## [What the task requires]
Which lines below hold the word "JSON"? Report each one.

:: Records for the exercise ::

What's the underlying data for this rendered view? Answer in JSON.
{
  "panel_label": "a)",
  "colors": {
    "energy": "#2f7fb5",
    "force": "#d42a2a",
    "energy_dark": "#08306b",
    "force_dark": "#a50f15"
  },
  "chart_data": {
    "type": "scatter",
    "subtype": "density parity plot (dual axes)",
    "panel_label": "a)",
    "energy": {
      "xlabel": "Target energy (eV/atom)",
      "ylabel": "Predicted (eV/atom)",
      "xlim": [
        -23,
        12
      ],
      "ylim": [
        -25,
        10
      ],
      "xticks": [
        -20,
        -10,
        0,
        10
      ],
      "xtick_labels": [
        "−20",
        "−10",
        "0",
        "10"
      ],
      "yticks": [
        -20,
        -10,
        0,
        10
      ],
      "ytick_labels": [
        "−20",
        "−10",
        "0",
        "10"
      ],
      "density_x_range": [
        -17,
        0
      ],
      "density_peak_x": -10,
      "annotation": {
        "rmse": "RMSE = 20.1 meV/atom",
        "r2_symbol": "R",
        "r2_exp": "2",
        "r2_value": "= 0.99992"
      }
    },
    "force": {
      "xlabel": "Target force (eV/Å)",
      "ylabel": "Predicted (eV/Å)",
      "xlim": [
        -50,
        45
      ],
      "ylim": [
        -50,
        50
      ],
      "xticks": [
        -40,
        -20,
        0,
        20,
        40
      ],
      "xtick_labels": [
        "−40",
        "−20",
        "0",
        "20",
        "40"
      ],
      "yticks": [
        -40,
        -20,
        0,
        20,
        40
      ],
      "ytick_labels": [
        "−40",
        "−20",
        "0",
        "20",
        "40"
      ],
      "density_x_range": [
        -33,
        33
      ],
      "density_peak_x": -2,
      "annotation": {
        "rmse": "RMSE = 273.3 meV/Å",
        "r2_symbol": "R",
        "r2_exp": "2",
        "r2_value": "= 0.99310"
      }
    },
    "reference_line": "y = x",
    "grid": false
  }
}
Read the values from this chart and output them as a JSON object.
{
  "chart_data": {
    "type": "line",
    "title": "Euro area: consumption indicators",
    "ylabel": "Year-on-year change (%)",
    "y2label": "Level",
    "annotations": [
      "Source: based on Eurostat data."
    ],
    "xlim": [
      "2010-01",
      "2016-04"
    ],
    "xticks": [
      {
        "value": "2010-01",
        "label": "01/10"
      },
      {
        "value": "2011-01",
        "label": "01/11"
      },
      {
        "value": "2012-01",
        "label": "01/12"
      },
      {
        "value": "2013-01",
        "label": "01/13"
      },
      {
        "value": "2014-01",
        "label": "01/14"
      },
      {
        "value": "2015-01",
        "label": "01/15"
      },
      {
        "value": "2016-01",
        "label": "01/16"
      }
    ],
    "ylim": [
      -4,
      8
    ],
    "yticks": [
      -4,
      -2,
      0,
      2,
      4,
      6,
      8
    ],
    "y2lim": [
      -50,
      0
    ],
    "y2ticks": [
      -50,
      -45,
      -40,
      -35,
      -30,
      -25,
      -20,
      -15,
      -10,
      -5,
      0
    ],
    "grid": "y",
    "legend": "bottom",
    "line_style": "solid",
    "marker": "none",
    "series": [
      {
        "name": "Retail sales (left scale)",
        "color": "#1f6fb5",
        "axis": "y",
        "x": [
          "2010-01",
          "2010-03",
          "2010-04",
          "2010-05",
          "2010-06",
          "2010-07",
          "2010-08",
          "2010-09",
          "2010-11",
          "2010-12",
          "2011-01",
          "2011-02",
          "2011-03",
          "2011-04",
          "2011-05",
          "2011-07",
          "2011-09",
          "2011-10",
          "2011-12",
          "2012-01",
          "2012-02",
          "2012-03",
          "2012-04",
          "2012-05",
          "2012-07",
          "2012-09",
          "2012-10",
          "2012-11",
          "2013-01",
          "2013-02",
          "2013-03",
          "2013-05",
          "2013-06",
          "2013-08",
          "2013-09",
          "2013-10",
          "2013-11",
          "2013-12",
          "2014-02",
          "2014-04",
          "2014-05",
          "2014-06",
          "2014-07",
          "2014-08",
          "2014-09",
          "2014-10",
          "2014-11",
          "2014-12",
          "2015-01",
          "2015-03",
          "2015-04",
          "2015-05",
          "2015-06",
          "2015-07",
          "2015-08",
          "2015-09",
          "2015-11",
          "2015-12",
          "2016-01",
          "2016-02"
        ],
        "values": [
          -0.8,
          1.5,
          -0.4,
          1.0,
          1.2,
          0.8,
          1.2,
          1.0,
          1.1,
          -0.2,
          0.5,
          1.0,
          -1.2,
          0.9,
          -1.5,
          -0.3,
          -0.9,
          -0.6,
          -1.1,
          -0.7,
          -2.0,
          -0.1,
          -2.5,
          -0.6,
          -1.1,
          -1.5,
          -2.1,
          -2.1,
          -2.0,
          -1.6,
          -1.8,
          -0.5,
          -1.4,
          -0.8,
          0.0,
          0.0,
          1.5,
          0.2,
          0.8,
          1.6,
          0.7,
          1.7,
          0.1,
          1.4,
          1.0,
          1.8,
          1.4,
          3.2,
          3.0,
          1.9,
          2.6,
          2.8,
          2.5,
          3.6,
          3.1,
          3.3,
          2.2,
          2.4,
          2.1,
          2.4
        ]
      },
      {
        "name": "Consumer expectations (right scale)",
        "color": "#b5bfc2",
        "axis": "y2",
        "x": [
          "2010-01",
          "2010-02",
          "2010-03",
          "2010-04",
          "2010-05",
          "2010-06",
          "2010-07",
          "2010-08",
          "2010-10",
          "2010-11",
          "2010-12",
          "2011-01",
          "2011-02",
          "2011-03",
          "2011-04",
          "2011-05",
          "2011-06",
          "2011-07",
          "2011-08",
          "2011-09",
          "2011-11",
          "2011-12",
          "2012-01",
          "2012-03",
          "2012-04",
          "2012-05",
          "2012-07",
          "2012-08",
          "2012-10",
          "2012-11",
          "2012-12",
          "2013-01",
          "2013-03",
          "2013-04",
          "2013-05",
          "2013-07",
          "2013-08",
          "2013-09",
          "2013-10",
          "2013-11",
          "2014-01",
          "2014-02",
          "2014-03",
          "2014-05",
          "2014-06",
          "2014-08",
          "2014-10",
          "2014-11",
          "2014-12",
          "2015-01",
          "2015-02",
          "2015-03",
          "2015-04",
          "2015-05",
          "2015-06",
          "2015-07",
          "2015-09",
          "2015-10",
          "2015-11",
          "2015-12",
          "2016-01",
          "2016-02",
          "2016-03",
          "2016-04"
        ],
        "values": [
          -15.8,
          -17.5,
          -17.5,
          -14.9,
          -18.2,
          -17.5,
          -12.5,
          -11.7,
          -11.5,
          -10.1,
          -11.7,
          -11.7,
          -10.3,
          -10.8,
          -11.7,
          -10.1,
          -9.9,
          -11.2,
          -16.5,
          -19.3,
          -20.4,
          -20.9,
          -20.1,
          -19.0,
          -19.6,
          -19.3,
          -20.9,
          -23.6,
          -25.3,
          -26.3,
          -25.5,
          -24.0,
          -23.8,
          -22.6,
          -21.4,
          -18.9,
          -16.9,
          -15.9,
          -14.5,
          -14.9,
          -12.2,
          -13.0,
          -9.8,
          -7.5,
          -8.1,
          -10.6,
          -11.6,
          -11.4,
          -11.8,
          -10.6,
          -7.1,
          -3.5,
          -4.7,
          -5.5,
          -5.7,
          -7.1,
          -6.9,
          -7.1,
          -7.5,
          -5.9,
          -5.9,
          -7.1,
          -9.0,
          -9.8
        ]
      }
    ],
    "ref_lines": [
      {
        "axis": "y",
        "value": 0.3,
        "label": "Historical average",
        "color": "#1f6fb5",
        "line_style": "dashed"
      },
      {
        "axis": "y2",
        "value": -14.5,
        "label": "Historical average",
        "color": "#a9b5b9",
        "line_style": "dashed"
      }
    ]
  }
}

:::

## [Task solution]
What's the underlying data for this rendered view? Answer in JSON.
Read the values from this chart and output them as a JSON object.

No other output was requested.